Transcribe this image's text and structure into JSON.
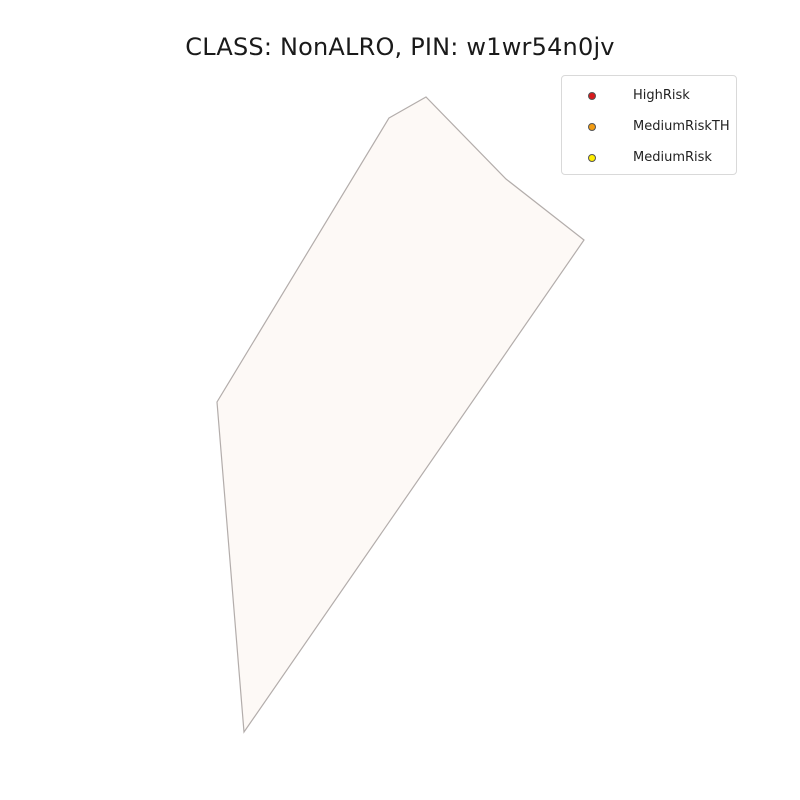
{
  "map": {
    "title": "CLASS: NonALRO, PIN: w1wr54n0jv",
    "parcel": {
      "fill_color": "#fdf9f6",
      "stroke_color": "#b3adab"
    }
  },
  "legend": {
    "items": [
      {
        "label": "HighRisk",
        "color": "#d7191c"
      },
      {
        "label": "MediumRiskTH",
        "color": "#f39c12"
      },
      {
        "label": "MediumRisk",
        "color": "#ffee00"
      }
    ]
  }
}
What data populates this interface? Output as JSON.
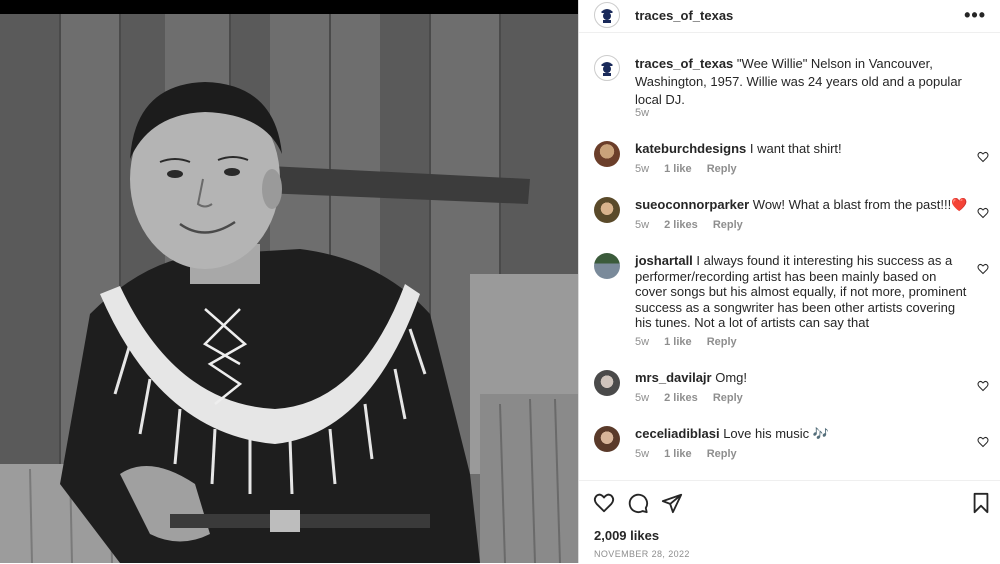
{
  "post": {
    "author": "traces_of_texas",
    "caption": "\"Wee Willie\" Nelson in Vancouver, Washington, 1957. Willie was 24 years old and a popular local DJ.",
    "caption_age": "5w",
    "more_label": "•••",
    "likes": "2,009 likes",
    "date": "NOVEMBER 28, 2022"
  },
  "comments": [
    {
      "user": "kateburchdesigns",
      "text": "I want that shirt!",
      "age": "5w",
      "likes": "1 like",
      "reply": "Reply"
    },
    {
      "user": "sueoconnorparker",
      "text": "Wow! What a blast from the past!!!❤️",
      "age": "5w",
      "likes": "2 likes",
      "reply": "Reply"
    },
    {
      "user": "joshartall",
      "text": "I always found it interesting his success as a performer/recording artist has been mainly based on cover songs but his almost equally, if not more, prominent success as a songwriter has been other artists covering his tunes. Not a lot of artists can say that",
      "age": "5w",
      "likes": "1 like",
      "reply": "Reply"
    },
    {
      "user": "mrs_davilajr",
      "text": "Omg!",
      "age": "5w",
      "likes": "2 likes",
      "reply": "Reply"
    },
    {
      "user": "ceceliadiblasi",
      "text": "Love his music 🎶",
      "age": "5w",
      "likes": "1 like",
      "reply": "Reply"
    }
  ],
  "colors": {
    "text": "#262626",
    "meta": "#8e8e8e",
    "border": "#dbdbdb"
  },
  "icons": [
    "heart-icon",
    "comment-icon",
    "share-icon",
    "bookmark-icon",
    "more-options-icon"
  ]
}
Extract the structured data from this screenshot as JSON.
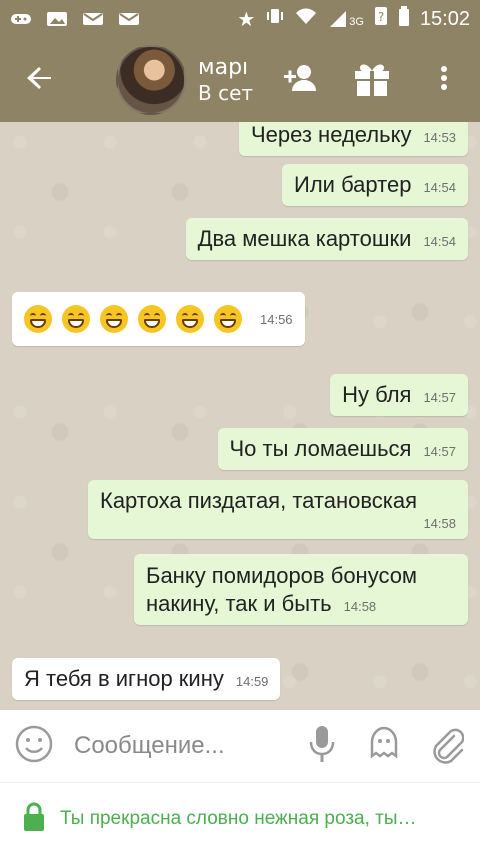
{
  "status_bar": {
    "time": "15:02",
    "network": "3G",
    "left_icons": [
      "gamepad-icon",
      "image-icon",
      "mail-icon",
      "mail-icon"
    ],
    "right_icons": [
      "star-icon",
      "vibrate-icon",
      "wifi-icon",
      "signal-icon",
      "unknown-icon",
      "battery-icon"
    ]
  },
  "header": {
    "title": "марı",
    "subtitle": "В сет"
  },
  "messages": [
    {
      "text": "Через недельку",
      "time": "14:53",
      "dir": "out"
    },
    {
      "text": "Или бартер",
      "time": "14:54",
      "dir": "out"
    },
    {
      "text": "Два мешка картошки",
      "time": "14:54",
      "dir": "out"
    },
    {
      "text": "",
      "time": "14:56",
      "dir": "in",
      "emoji_count": 6
    },
    {
      "text": "Ну бля",
      "time": "14:57",
      "dir": "out"
    },
    {
      "text": "Чо ты ломаешься",
      "time": "14:57",
      "dir": "out"
    },
    {
      "text": "Картоха пиздатая, татановская",
      "time": "14:58",
      "dir": "out"
    },
    {
      "text": "Банку помидоров бонусом накину, так и быть",
      "time": "14:58",
      "dir": "out"
    },
    {
      "text": "Я тебя в игнор кину",
      "time": "14:59",
      "dir": "in"
    }
  ],
  "composer": {
    "placeholder": "Сообщение..."
  },
  "hint": {
    "text": "Ты прекрасна словно нежная роза, ты…"
  },
  "colors": {
    "header_bg": "#8f8365",
    "outgoing_bg": "#e6f7d6",
    "incoming_bg": "#ffffff",
    "hint_green": "#4caf50"
  }
}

TASK PROMPT: Select every line above that contains the word "user", and copy it.

SOLUTION BELOW:
      "user": "kateburchdesigns",
      "user": "sueoconnorparker",
      "user": "joshartall",
      "user": "mrs_davilajr",
      "user": "ceceliadiblasi",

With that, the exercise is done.